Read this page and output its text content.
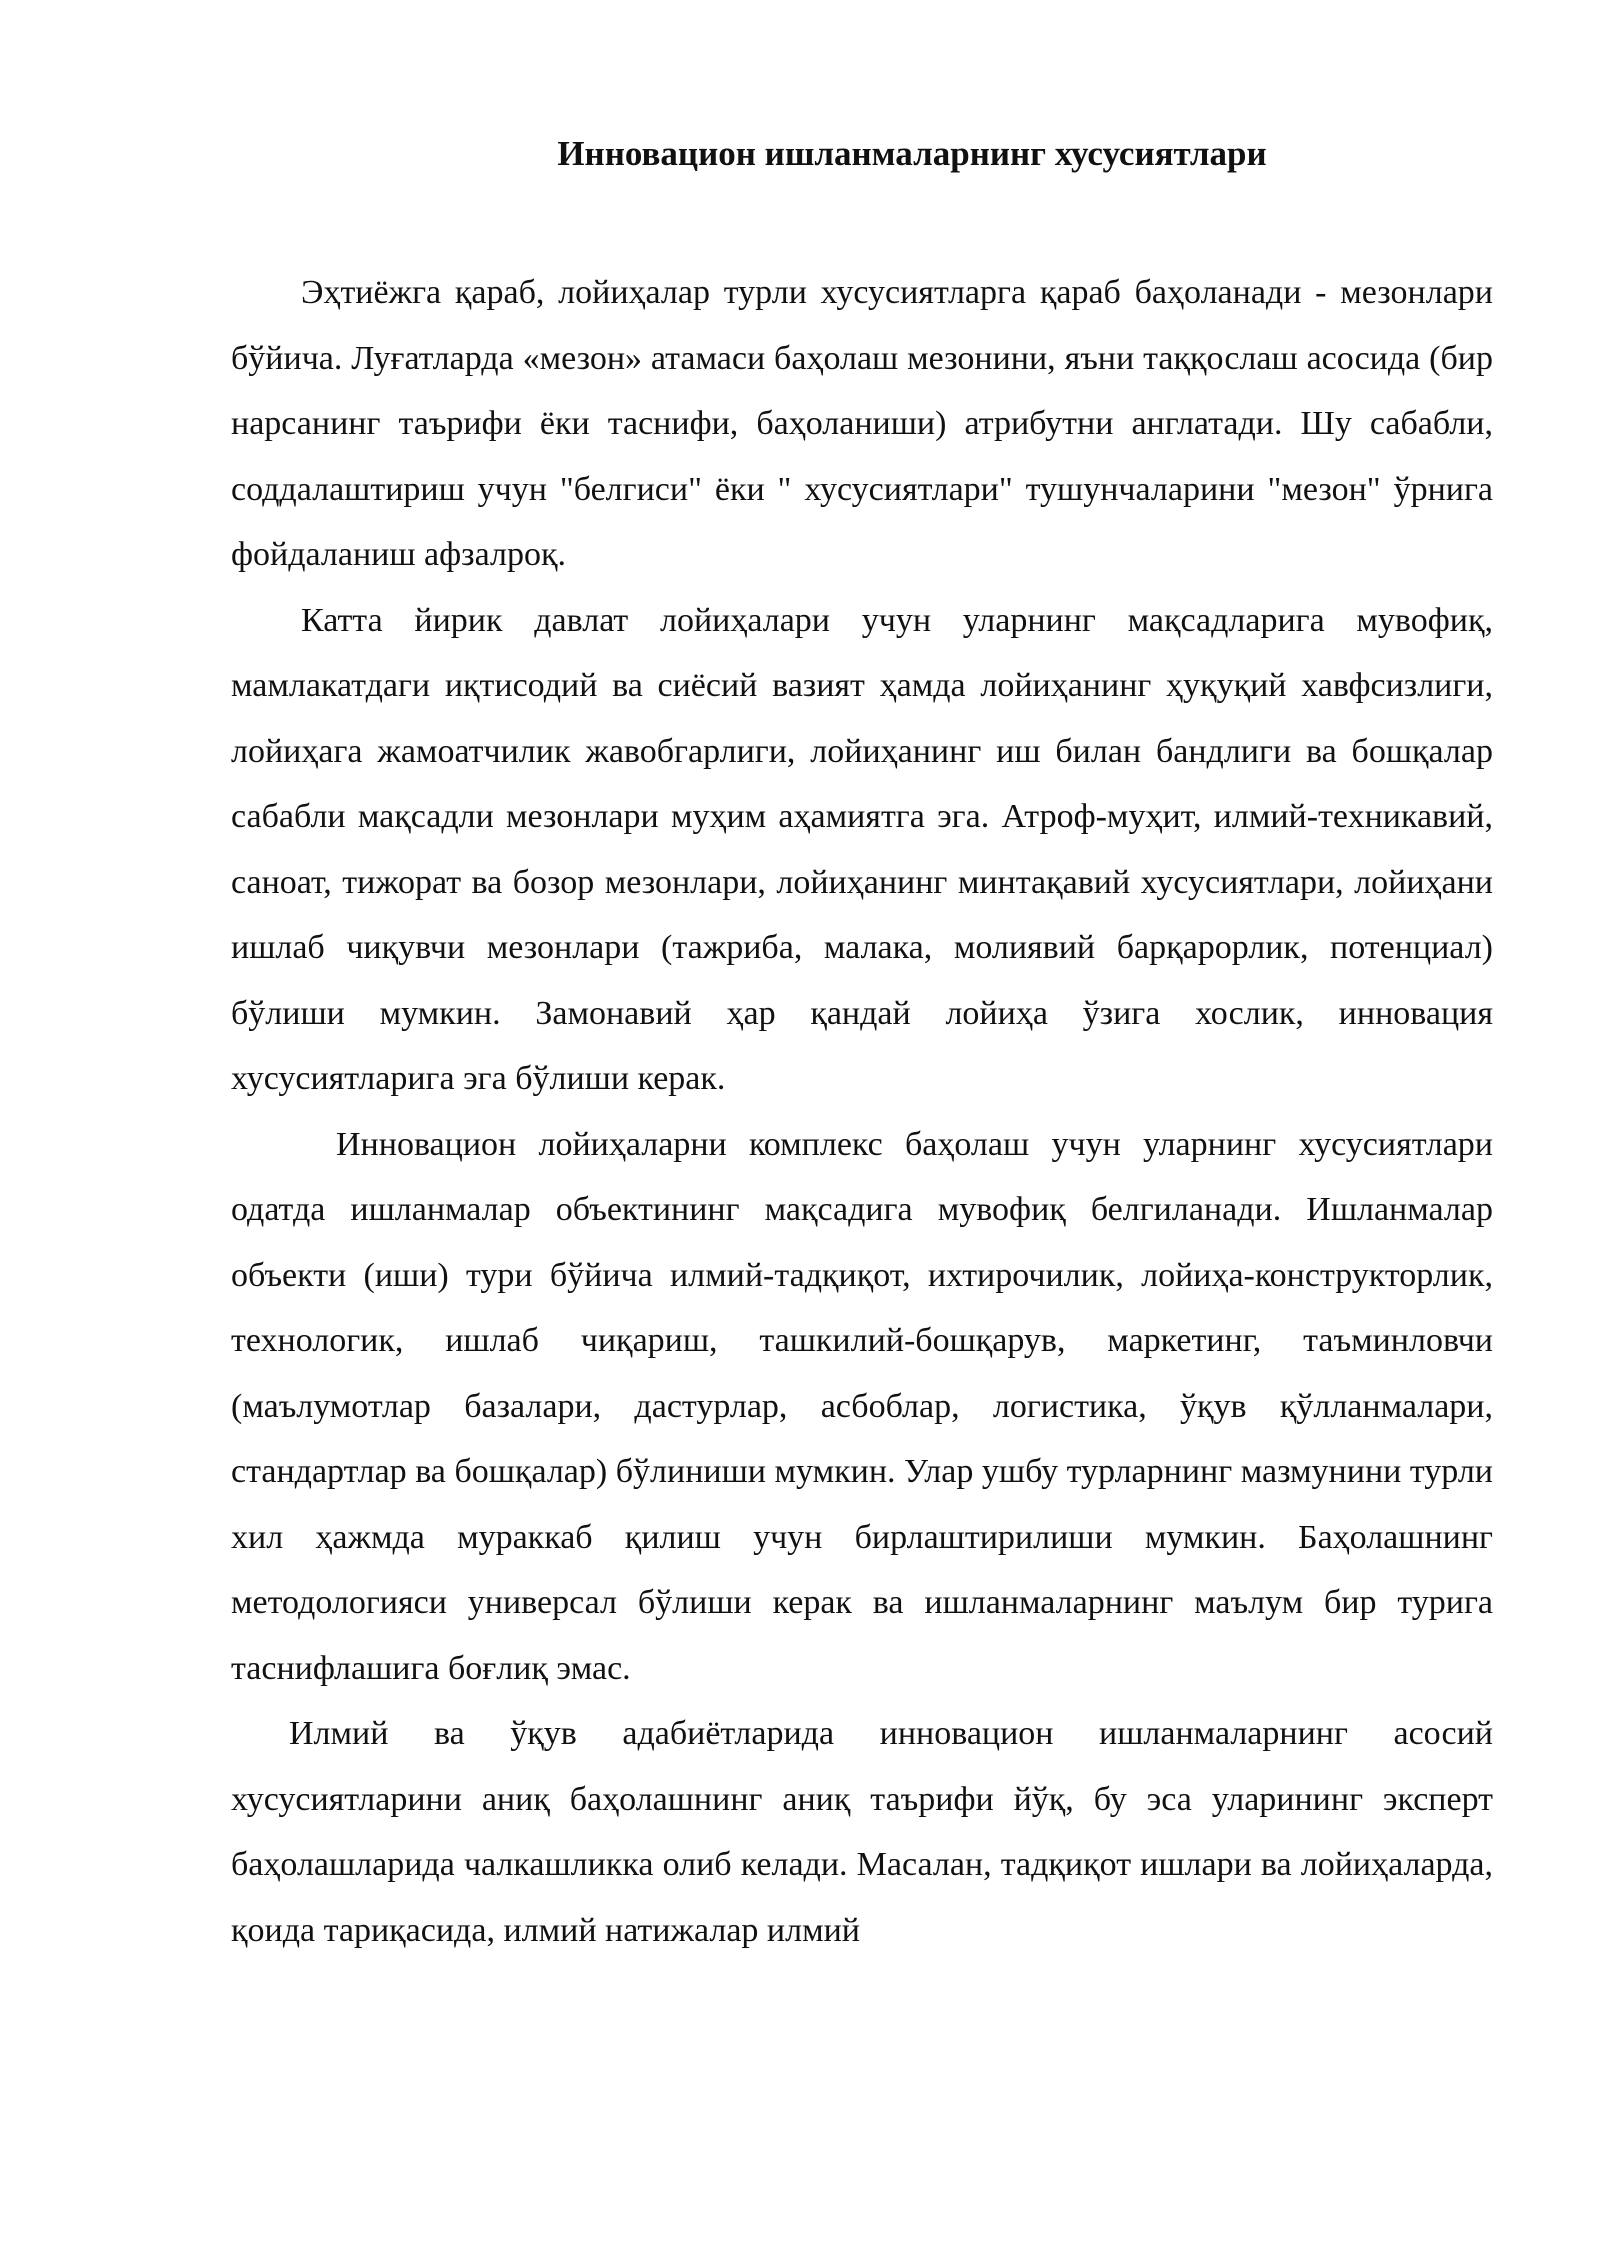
Инновацион ишланмаларнинг хусусиятлари

Эҳтиёжга қараб, лойиҳалар турли хусусиятларга қараб баҳоланади - мезонлари бўйича. Луғатларда «мезон» атамаси баҳолаш мезонини, яъни таққослаш асосида (бир нарсанинг таърифи ёки таснифи, баҳоланиши) атрибутни англатади. Шу сабабли, соддалаштириш учун "белгиси" ёки " хусусиятлари" тушунчаларини "мезон" ўрнига фойдаланиш афзалроқ.

Катта йирик давлат лойиҳалари учун уларнинг мақсадларига мувофиқ, мамлакатдаги иқтисодий ва сиёсий вазият ҳамда лойиҳанинг ҳуқуқий хавфсизлиги, лойиҳага жамоатчилик жавобгарлиги, лойиҳанинг иш билан бандлиги ва бошқалар сабабли мақсадли мезонлари муҳим аҳамиятга эга. Атроф-муҳит, илмий-техникавий, саноат, тижорат ва бозор мезонлари, лойиҳанинг минтақавий хусусиятлари, лойиҳани ишлаб чиқувчи мезонлари (тажриба, малака, молиявий барқарорлик, потенциал) бўлиши мумкин. Замонавий ҳар қандай лойиҳа ўзига хослик, инновация хусусиятларига эга бўлиши керак.

Инновацион лойиҳаларни комплекс баҳолаш учун уларнинг хусусиятлари одатда ишланмалар объектининг мақсадига мувофиқ белгиланади. Ишланмалар объекти (иши) тури бўйича илмий-тадқиқот, ихтирочилик, лойиҳа-конструкторлик, технологик, ишлаб чиқариш, ташкилий-бошқарув, маркетинг, таъминловчи (маълумотлар базалари, дастурлар, асбоблар, логистика, ўқув қўлланмалари, стандартлар ва бошқалар) бўлиниши мумкин. Улар ушбу турларнинг мазмунини турли хил ҳажмда мураккаб қилиш учун бирлаштирилиши мумкин. Баҳолашнинг методологияси универсал бўлиши керак ва ишланмаларнинг маълум бир турига таснифлашига боғлиқ эмас.

Илмий ва ўқув адабиётларида инновацион ишланмаларнинг асосий хусусиятларини аниқ баҳолашнинг аниқ таърифи йўқ, бу эса уларининг эксперт баҳолашларида чалкашликка олиб келади. Масалан, тадқиқот ишлари ва лойиҳаларда, қоида тариқасида, илмий натижалар илмий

──────────

## Task brief
Pick each line holding the word "керак" out of the listing.

## Final answer
Катта йирик давлат лойиҳалари учун уларнинг мақсадларига мувофиқ, мамлакатдаги иқтисодий ва сиёсий вазият ҳамда лойиҳанинг ҳуқуқий хавфсизлиги, лойиҳага жамоатчилик жавобгарлиги, лойиҳанинг иш билан бандлиги ва бошқалар сабабли мақсадли мезонлари муҳим аҳамиятга эга. Атроф-муҳит, илмий-техникавий, саноат, тижорат ва бозор мезонлари, лойиҳанинг минтақавий хусусиятлари, лойиҳани ишлаб чиқувчи мезонлари (тажриба, малака, молиявий барқарорлик, потенциал) бўлиши мумкин. Замонавий ҳар қандай лойиҳа ўзига хослик, инновация хусусиятларига эга бўлиши керак.
Инновацион лойиҳаларни комплекс баҳолаш учун уларнинг хусусиятлари одатда ишланмалар объектининг мақсадига мувофиқ белгиланади. Ишланмалар объекти (иши) тури бўйича илмий-тадқиқот, ихтирочилик, лойиҳа-конструкторлик, технологик, ишлаб чиқариш, ташкилий-бошқарув, маркетинг, таъминловчи (маълумотлар базалари, дастурлар, асбоблар, логистика, ўқув қўлланмалари, стандартлар ва бошқалар) бўлиниши мумкин. Улар ушбу турларнинг мазмунини турли хил ҳажмда мураккаб қилиш учун бирлаштирилиши мумкин. Баҳолашнинг методологияси универсал бўлиши керак ва ишланмаларнинг маълум бир турига таснифлашига боғлиқ эмас.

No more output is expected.